» **REQUIREMENT**
Transcribe all of the material below word for word and leave out its pictures.

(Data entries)
────────────────────────────────────────
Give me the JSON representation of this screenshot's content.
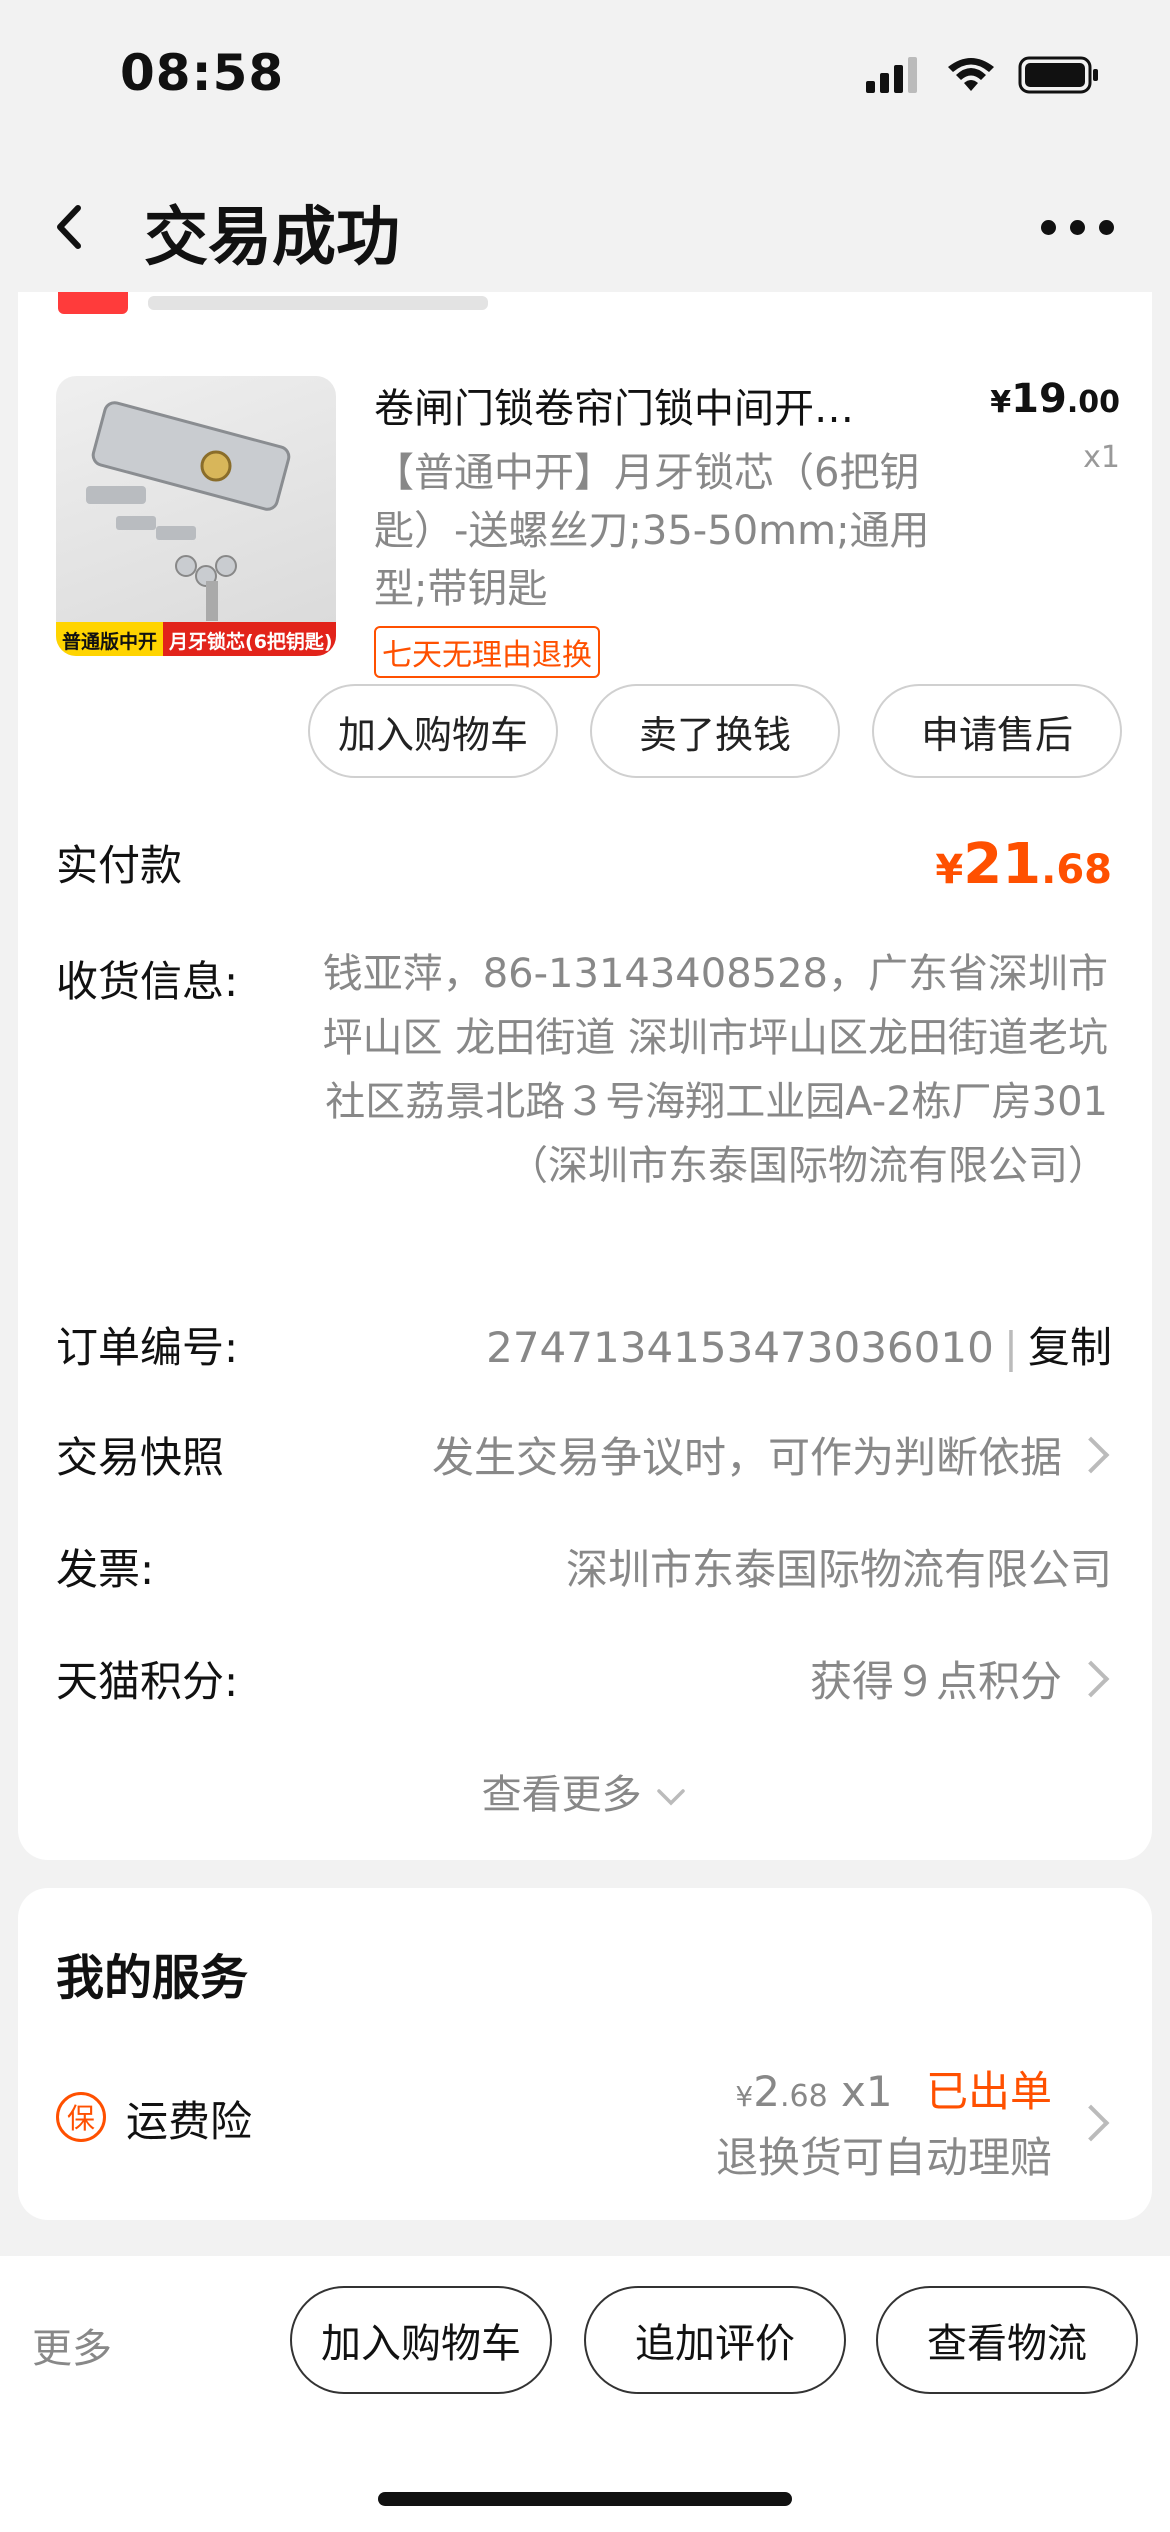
{
  "status_bar": {
    "time": "08:58"
  },
  "nav": {
    "title": "交易成功"
  },
  "product": {
    "title": "卷闸门锁卷帘门锁中间开…",
    "price_symbol": "¥",
    "price_int": "19",
    "price_dec": ".00",
    "qty": "x1",
    "spec": "【普通中开】月牙锁芯（6把钥匙）-送螺丝刀;35-50mm;通用型;带钥匙",
    "tag": "七天无理由退换",
    "image_tag_left": "普通版中开",
    "image_tag_right": "月牙锁芯(6把钥匙)"
  },
  "actions": {
    "add_cart": "加入购物车",
    "resell": "卖了换钱",
    "after_sale": "申请售后"
  },
  "order": {
    "paid_label": "实付款",
    "paid_symbol": "¥",
    "paid_int": "21",
    "paid_dec": ".68",
    "address_label": "收货信息:",
    "address_value": "钱亚萍，86-13143408528，广东省深圳市 坪山区 龙田街道 深圳市坪山区龙田街道老坑社区荔景北路３号海翔工业园A-2栋厂房301（深圳市东泰国际物流有限公司）",
    "order_no_label": "订单编号:",
    "order_no": "2747134153473036010",
    "order_no_sep": "|",
    "copy_label": "复制",
    "snapshot_label": "交易快照",
    "snapshot_value": "发生交易争议时，可作为判断依据",
    "invoice_label": "发票:",
    "invoice_value": "深圳市东泰国际物流有限公司",
    "points_label": "天猫积分:",
    "points_value": "获得９点积分",
    "see_more": "查看更多"
  },
  "service": {
    "title": "我的服务",
    "icon_char": "保",
    "name": "运费险",
    "price_symbol": "¥",
    "price_int": "2",
    "price_dec": ".68",
    "qty": "x1",
    "status": "已出单",
    "desc": "退换货可自动理赔"
  },
  "bottom": {
    "more": "更多",
    "add_cart": "加入购物车",
    "review": "追加评价",
    "logistics": "查看物流"
  },
  "colors": {
    "accent": "#ff5000",
    "background": "#f2f2f2"
  }
}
────────────────────────────────────────
» **SOLUTION TO THE EXERCISE**
Give me the JSON representation of this screenshot's content.
{
  "status_bar": {
    "time": "08:58"
  },
  "nav": {
    "title": "交易成功"
  },
  "product": {
    "title": "卷闸门锁卷帘门锁中间开…",
    "price_symbol": "¥",
    "price_int": "19",
    "price_dec": ".00",
    "qty": "x1",
    "spec": "【普通中开】月牙锁芯（6把钥匙）-送螺丝刀;35-50mm;通用型;带钥匙",
    "tag": "七天无理由退换",
    "image_tag_left": "普通版中开",
    "image_tag_right": "月牙锁芯(6把钥匙)"
  },
  "actions": {
    "add_cart": "加入购物车",
    "resell": "卖了换钱",
    "after_sale": "申请售后"
  },
  "order": {
    "paid_label": "实付款",
    "paid_symbol": "¥",
    "paid_int": "21",
    "paid_dec": ".68",
    "address_label": "收货信息:",
    "address_value": "钱亚萍，86-13143408528，广东省深圳市 坪山区 龙田街道 深圳市坪山区龙田街道老坑社区荔景北路３号海翔工业园A-2栋厂房301（深圳市东泰国际物流有限公司）",
    "order_no_label": "订单编号:",
    "order_no": "2747134153473036010",
    "order_no_sep": "|",
    "copy_label": "复制",
    "snapshot_label": "交易快照",
    "snapshot_value": "发生交易争议时，可作为判断依据",
    "invoice_label": "发票:",
    "invoice_value": "深圳市东泰国际物流有限公司",
    "points_label": "天猫积分:",
    "points_value": "获得９点积分",
    "see_more": "查看更多"
  },
  "service": {
    "title": "我的服务",
    "icon_char": "保",
    "name": "运费险",
    "price_symbol": "¥",
    "price_int": "2",
    "price_dec": ".68",
    "qty": "x1",
    "status": "已出单",
    "desc": "退换货可自动理赔"
  },
  "bottom": {
    "more": "更多",
    "add_cart": "加入购物车",
    "review": "追加评价",
    "logistics": "查看物流"
  },
  "colors": {
    "accent": "#ff5000",
    "background": "#f2f2f2"
  }
}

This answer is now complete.